Do this: Scan the material below for the string "Народной", and copy every line where it shows up.

+ + +

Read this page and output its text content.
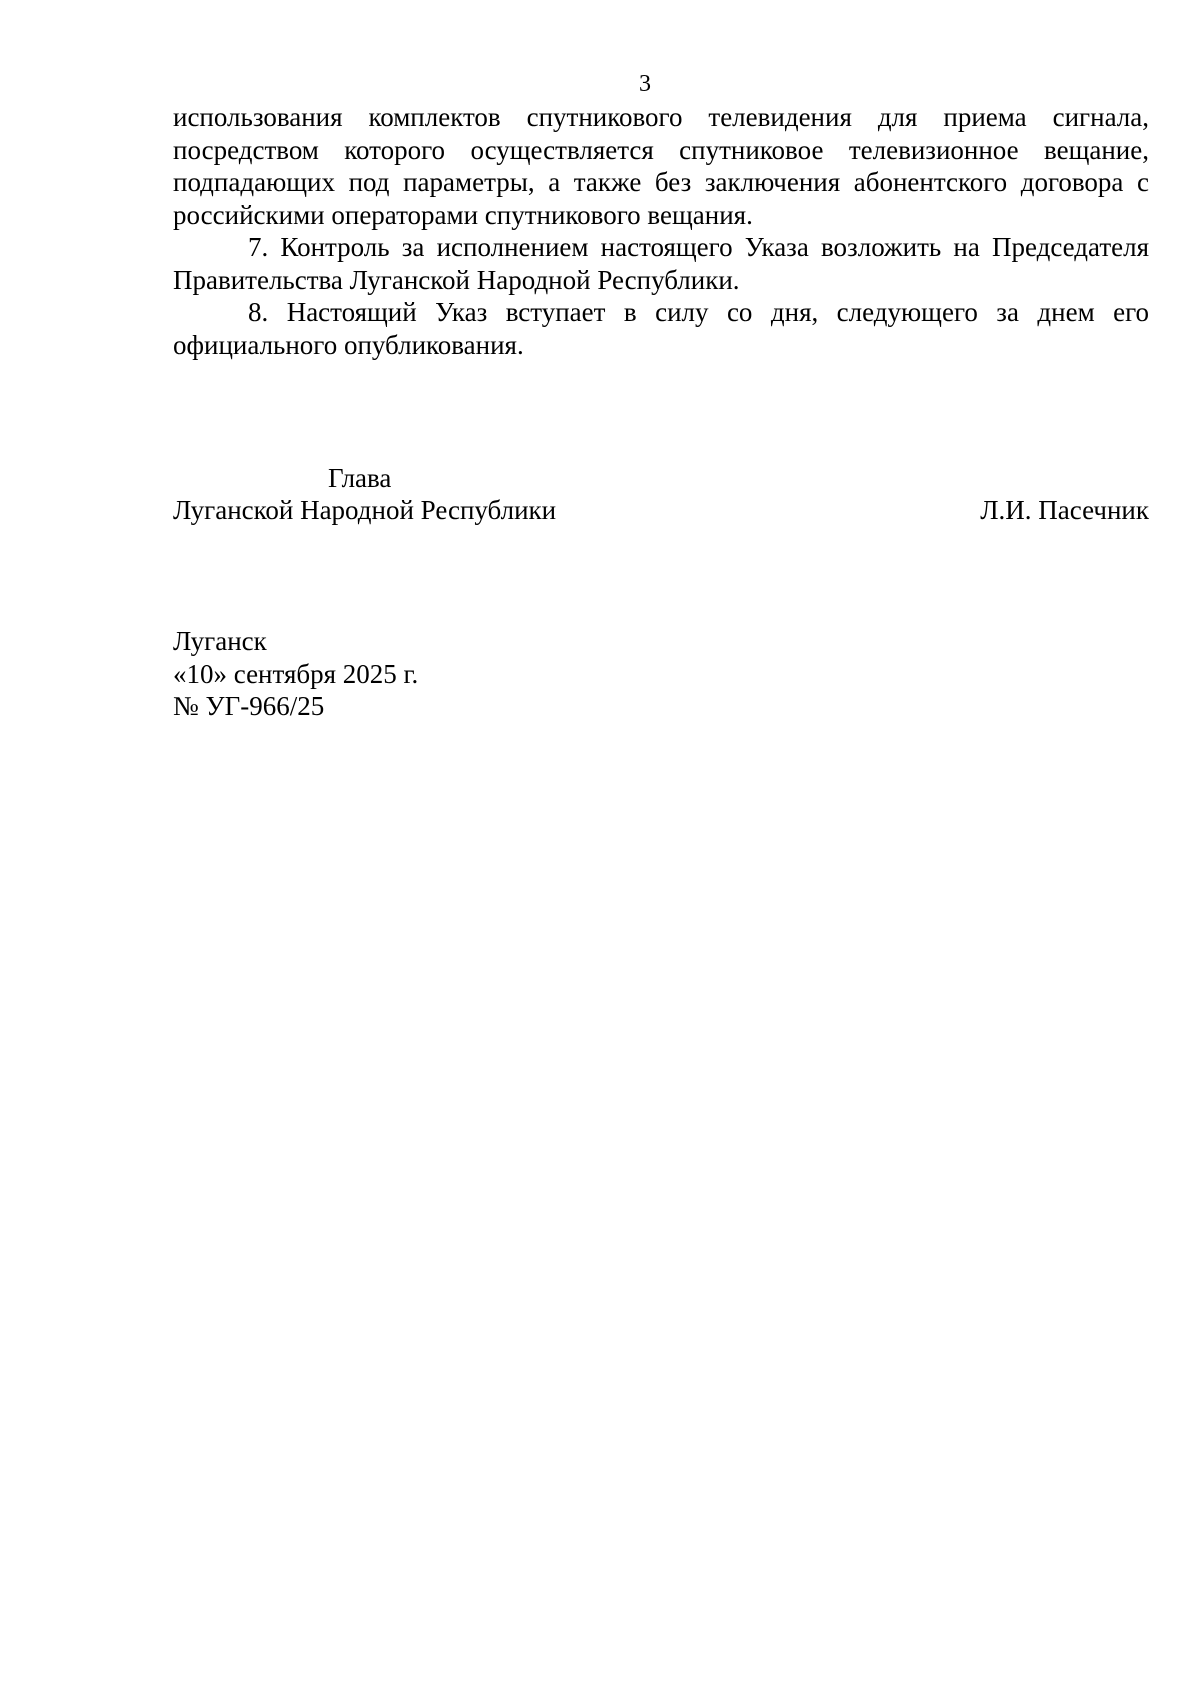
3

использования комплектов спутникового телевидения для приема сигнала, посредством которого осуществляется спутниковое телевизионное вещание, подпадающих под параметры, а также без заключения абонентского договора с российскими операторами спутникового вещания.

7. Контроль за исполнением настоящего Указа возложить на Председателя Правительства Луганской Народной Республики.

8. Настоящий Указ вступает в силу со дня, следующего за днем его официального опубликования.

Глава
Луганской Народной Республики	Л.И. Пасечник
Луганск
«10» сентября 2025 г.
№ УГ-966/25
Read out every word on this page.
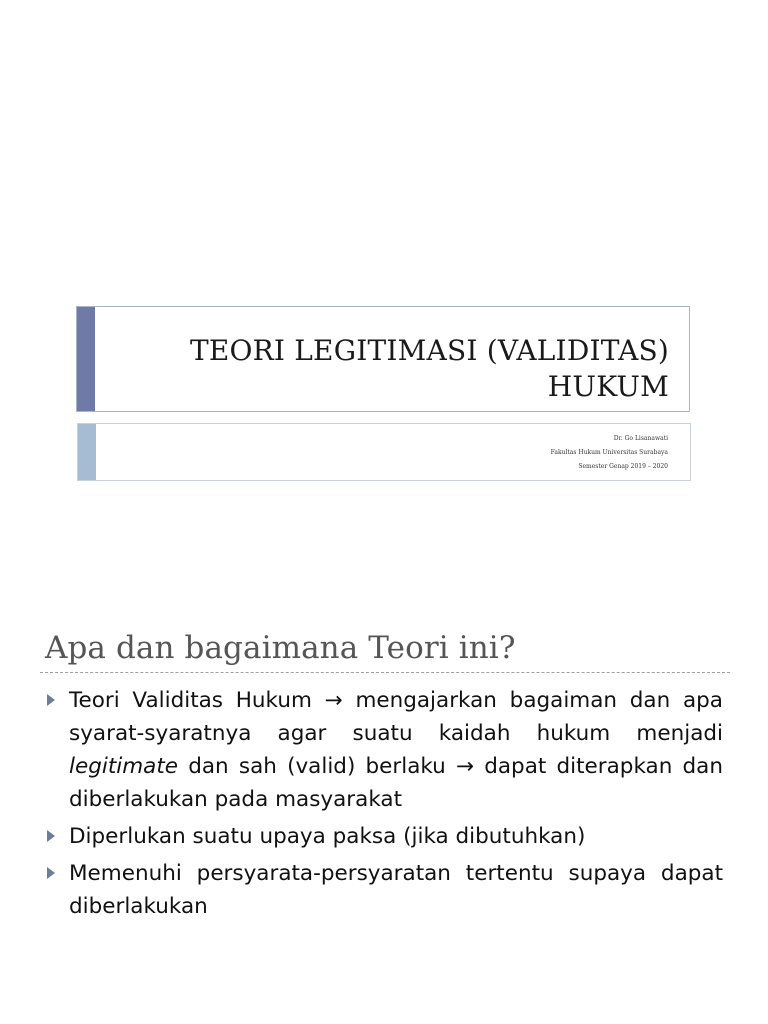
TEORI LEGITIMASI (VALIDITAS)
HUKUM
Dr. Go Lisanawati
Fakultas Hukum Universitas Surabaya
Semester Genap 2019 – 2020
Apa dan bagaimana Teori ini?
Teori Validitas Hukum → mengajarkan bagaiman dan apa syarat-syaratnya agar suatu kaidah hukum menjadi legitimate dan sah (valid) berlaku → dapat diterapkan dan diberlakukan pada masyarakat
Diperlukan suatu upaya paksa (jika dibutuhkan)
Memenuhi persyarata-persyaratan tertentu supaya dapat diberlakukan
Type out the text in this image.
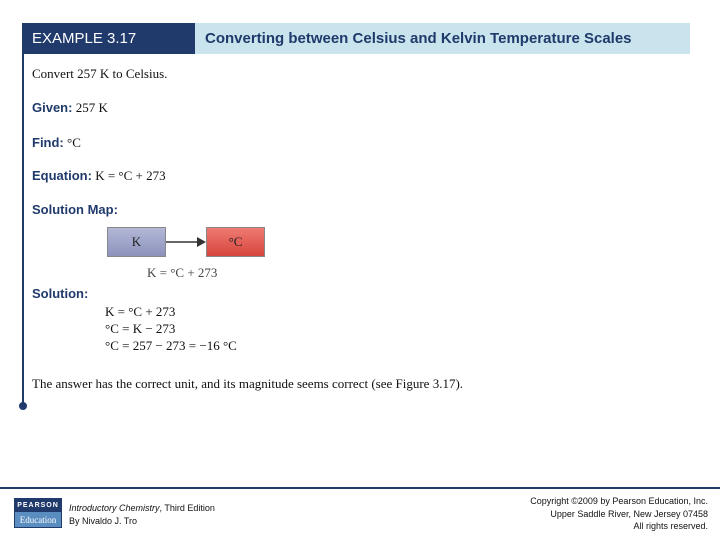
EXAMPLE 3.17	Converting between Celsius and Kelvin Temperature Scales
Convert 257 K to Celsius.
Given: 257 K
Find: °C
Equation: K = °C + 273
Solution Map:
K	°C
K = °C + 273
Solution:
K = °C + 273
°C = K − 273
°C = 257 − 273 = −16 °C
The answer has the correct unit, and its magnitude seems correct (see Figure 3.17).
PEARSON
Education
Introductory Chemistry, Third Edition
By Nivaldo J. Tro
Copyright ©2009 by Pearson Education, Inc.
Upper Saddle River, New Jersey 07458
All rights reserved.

+ + +

The completed task:
7. Контроль за исполнением настоящего Указа возложить на Председателя Правительства Луганской Народной Республики.
Луганской Народной Республики	Л.И. Пасечник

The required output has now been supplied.